* _Exercise_:
Return the full material exactly.

* _Entries provided_:
**********

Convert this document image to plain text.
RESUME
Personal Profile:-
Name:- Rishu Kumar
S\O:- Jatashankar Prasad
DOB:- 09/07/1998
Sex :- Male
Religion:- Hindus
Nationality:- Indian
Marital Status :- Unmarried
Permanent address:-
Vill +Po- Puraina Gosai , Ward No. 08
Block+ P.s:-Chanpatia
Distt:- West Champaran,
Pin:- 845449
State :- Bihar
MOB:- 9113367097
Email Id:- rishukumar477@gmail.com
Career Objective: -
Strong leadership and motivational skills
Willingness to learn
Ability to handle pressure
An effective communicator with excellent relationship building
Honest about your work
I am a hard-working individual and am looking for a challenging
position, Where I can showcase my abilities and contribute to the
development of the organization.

**********

* _Task solution_:
Convert this document image to plain text.
RESUME
Personal Profile:-
Name:- Rishu Kumar
S\O:- Jatashankar Prasad
DOB:- 09/07/1998
Sex :- Male
Religion:- Hindus
Nationality:- Indian
Marital Status :- Unmarried
Permanent address:-
Vill +Po- Puraina Gosai , Ward No. 08
Block+ P.s:-Chanpatia
Distt:- West Champaran,
Pin:- 845449
State :- Bihar
MOB:- 9113367097
Email Id:- rishukumar477@gmail.com
Career Objective: -
Strong leadership and motivational skills
Willingness to learn
Ability to handle pressure
An effective communicator with excellent relationship building
Honest about your work
I am a hard-working individual and am looking for a challenging
position, Where I can showcase my abilities and contribute to the
development of the organization.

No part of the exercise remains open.